Figure contents as structured data
######
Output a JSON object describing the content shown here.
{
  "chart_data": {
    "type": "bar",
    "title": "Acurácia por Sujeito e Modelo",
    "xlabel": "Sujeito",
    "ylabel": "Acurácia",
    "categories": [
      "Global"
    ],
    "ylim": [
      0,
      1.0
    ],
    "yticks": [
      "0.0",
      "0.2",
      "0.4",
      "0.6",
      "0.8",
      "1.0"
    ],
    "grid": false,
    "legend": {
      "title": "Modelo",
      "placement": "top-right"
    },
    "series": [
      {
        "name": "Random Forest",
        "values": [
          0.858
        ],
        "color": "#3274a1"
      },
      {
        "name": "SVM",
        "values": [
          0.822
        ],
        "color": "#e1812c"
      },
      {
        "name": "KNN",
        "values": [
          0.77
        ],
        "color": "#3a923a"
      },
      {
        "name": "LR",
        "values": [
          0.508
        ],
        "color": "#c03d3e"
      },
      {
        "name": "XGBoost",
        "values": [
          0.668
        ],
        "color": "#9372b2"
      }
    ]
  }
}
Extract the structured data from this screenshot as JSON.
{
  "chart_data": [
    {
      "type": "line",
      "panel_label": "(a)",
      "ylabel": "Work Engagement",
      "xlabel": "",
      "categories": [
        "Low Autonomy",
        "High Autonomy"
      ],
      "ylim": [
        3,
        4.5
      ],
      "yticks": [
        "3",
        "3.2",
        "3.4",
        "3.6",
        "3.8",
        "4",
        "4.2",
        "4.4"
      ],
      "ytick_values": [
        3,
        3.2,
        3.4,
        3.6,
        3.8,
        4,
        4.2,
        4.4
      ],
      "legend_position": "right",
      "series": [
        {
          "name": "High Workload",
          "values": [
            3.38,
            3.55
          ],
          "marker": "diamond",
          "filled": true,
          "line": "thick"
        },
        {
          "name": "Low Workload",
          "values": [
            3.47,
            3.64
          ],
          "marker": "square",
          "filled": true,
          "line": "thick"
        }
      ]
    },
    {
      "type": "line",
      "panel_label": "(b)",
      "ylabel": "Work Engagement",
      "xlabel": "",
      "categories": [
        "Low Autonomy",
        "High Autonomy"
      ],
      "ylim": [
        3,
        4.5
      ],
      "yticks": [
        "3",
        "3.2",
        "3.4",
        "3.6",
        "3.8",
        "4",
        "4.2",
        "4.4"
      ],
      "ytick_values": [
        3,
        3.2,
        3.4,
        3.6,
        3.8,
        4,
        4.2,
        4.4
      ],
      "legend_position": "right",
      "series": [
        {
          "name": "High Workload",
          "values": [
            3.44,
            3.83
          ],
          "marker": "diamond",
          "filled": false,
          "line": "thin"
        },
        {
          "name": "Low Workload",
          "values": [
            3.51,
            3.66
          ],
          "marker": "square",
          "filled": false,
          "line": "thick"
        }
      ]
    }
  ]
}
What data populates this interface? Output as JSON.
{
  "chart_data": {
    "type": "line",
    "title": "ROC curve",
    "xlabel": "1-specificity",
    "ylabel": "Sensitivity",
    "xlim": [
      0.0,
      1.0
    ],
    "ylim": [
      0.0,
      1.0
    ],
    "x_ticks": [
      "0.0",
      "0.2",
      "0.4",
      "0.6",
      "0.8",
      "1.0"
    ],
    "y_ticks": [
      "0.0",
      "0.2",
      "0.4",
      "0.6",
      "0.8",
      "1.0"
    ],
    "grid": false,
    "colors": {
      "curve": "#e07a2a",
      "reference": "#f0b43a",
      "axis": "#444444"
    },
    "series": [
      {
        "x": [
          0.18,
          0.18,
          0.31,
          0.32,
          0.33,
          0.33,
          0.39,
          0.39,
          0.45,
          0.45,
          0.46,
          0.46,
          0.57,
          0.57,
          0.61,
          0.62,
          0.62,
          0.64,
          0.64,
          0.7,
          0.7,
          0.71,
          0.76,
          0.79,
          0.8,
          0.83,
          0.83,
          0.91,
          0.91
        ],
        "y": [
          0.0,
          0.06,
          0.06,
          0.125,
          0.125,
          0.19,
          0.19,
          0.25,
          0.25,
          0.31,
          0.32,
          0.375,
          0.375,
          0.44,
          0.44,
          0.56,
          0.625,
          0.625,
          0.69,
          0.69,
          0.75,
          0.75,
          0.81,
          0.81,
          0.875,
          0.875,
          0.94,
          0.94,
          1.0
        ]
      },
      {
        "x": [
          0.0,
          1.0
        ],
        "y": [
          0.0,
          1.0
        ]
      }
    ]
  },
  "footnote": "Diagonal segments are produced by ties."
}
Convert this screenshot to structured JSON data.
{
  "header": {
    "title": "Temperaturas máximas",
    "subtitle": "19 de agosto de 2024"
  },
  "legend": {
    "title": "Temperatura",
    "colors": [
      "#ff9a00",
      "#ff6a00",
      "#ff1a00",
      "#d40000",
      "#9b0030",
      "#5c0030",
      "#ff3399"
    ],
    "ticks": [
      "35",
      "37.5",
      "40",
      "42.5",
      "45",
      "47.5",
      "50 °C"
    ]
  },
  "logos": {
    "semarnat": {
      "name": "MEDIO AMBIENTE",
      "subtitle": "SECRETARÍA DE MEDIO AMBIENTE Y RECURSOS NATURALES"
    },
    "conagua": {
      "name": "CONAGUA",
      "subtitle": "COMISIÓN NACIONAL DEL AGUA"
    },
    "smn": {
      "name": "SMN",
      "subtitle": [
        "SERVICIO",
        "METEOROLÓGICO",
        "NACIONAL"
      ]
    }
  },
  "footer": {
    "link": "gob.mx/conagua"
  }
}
######
*Required task*: Quote all of the entries verbatim.

*Correct answer*:
Output a JSON object describing the content shown here.
{
  "chart_data": {
    "type": "bar",
    "title": "Acurácia por Sujeito e Modelo",
    "xlabel": "Sujeito",
    "ylabel": "Acurácia",
    "categories": [
      "Global"
    ],
    "ylim": [
      0,
      1.0
    ],
    "yticks": [
      "0.0",
      "0.2",
      "0.4",
      "0.6",
      "0.8",
      "1.0"
    ],
    "grid": false,
    "legend": {
      "title": "Modelo",
      "placement": "top-right"
    },
    "series": [
      {
        "name": "Random Forest",
        "values": [
          0.858
        ],
        "color": "#3274a1"
      },
      {
        "name": "SVM",
        "values": [
          0.822
        ],
        "color": "#e1812c"
      },
      {
        "name": "KNN",
        "values": [
          0.77
        ],
        "color": "#3a923a"
      },
      {
        "name": "LR",
        "values": [
          0.508
        ],
        "color": "#c03d3e"
      },
      {
        "name": "XGBoost",
        "values": [
          0.668
        ],
        "color": "#9372b2"
      }
    ]
  }
}
Extract the structured data from this screenshot as JSON.
{
  "chart_data": [
    {
      "type": "line",
      "panel_label": "(a)",
      "ylabel": "Work Engagement",
      "xlabel": "",
      "categories": [
        "Low Autonomy",
        "High Autonomy"
      ],
      "ylim": [
        3,
        4.5
      ],
      "yticks": [
        "3",
        "3.2",
        "3.4",
        "3.6",
        "3.8",
        "4",
        "4.2",
        "4.4"
      ],
      "ytick_values": [
        3,
        3.2,
        3.4,
        3.6,
        3.8,
        4,
        4.2,
        4.4
      ],
      "legend_position": "right",
      "series": [
        {
          "name": "High Workload",
          "values": [
            3.38,
            3.55
          ],
          "marker": "diamond",
          "filled": true,
          "line": "thick"
        },
        {
          "name": "Low Workload",
          "values": [
            3.47,
            3.64
          ],
          "marker": "square",
          "filled": true,
          "line": "thick"
        }
      ]
    },
    {
      "type": "line",
      "panel_label": "(b)",
      "ylabel": "Work Engagement",
      "xlabel": "",
      "categories": [
        "Low Autonomy",
        "High Autonomy"
      ],
      "ylim": [
        3,
        4.5
      ],
      "yticks": [
        "3",
        "3.2",
        "3.4",
        "3.6",
        "3.8",
        "4",
        "4.2",
        "4.4"
      ],
      "ytick_values": [
        3,
        3.2,
        3.4,
        3.6,
        3.8,
        4,
        4.2,
        4.4
      ],
      "legend_position": "right",
      "series": [
        {
          "name": "High Workload",
          "values": [
            3.44,
            3.83
          ],
          "marker": "diamond",
          "filled": false,
          "line": "thin"
        },
        {
          "name": "Low Workload",
          "values": [
            3.51,
            3.66
          ],
          "marker": "square",
          "filled": false,
          "line": "thick"
        }
      ]
    }
  ]
}
What data populates this interface? Output as JSON.
{
  "chart_data": {
    "type": "line",
    "title": "ROC curve",
    "xlabel": "1-specificity",
    "ylabel": "Sensitivity",
    "xlim": [
      0.0,
      1.0
    ],
    "ylim": [
      0.0,
      1.0
    ],
    "x_ticks": [
      "0.0",
      "0.2",
      "0.4",
      "0.6",
      "0.8",
      "1.0"
    ],
    "y_ticks": [
      "0.0",
      "0.2",
      "0.4",
      "0.6",
      "0.8",
      "1.0"
    ],
    "grid": false,
    "colors": {
      "curve": "#e07a2a",
      "reference": "#f0b43a",
      "axis": "#444444"
    },
    "series": [
      {
        "x": [
          0.18,
          0.18,
          0.31,
          0.32,
          0.33,
          0.33,
          0.39,
          0.39,
          0.45,
          0.45,
          0.46,
          0.46,
          0.57,
          0.57,
          0.61,
          0.62,
          0.62,
          0.64,
          0.64,
          0.7,
          0.7,
          0.71,
          0.76,
          0.79,
          0.8,
          0.83,
          0.83,
          0.91,
          0.91
        ],
        "y": [
          0.0,
          0.06,
          0.06,
          0.125,
          0.125,
          0.19,
          0.19,
          0.25,
          0.25,
          0.31,
          0.32,
          0.375,
          0.375,
          0.44,
          0.44,
          0.56,
          0.625,
          0.625,
          0.69,
          0.69,
          0.75,
          0.75,
          0.81,
          0.81,
          0.875,
          0.875,
          0.94,
          0.94,
          1.0
        ]
      },
      {
        "x": [
          0.0,
          1.0
        ],
        "y": [
          0.0,
          1.0
        ]
      }
    ]
  },
  "footnote": "Diagonal segments are produced by ties."
}
Convert this screenshot to structured JSON data.
{
  "header": {
    "title": "Temperaturas máximas",
    "subtitle": "19 de agosto de 2024"
  },
  "legend": {
    "title": "Temperatura",
    "colors": [
      "#ff9a00",
      "#ff6a00",
      "#ff1a00",
      "#d40000",
      "#9b0030",
      "#5c0030",
      "#ff3399"
    ],
    "ticks": [
      "35",
      "37.5",
      "40",
      "42.5",
      "45",
      "47.5",
      "50 °C"
    ]
  },
  "logos": {
    "semarnat": {
      "name": "MEDIO AMBIENTE",
      "subtitle": "SECRETARÍA DE MEDIO AMBIENTE Y RECURSOS NATURALES"
    },
    "conagua": {
      "name": "CONAGUA",
      "subtitle": "COMISIÓN NACIONAL DEL AGUA"
    },
    "smn": {
      "name": "SMN",
      "subtitle": [
        "SERVICIO",
        "METEOROLÓGICO",
        "NACIONAL"
      ]
    }
  },
  "footer": {
    "link": "gob.mx/conagua"
  }
}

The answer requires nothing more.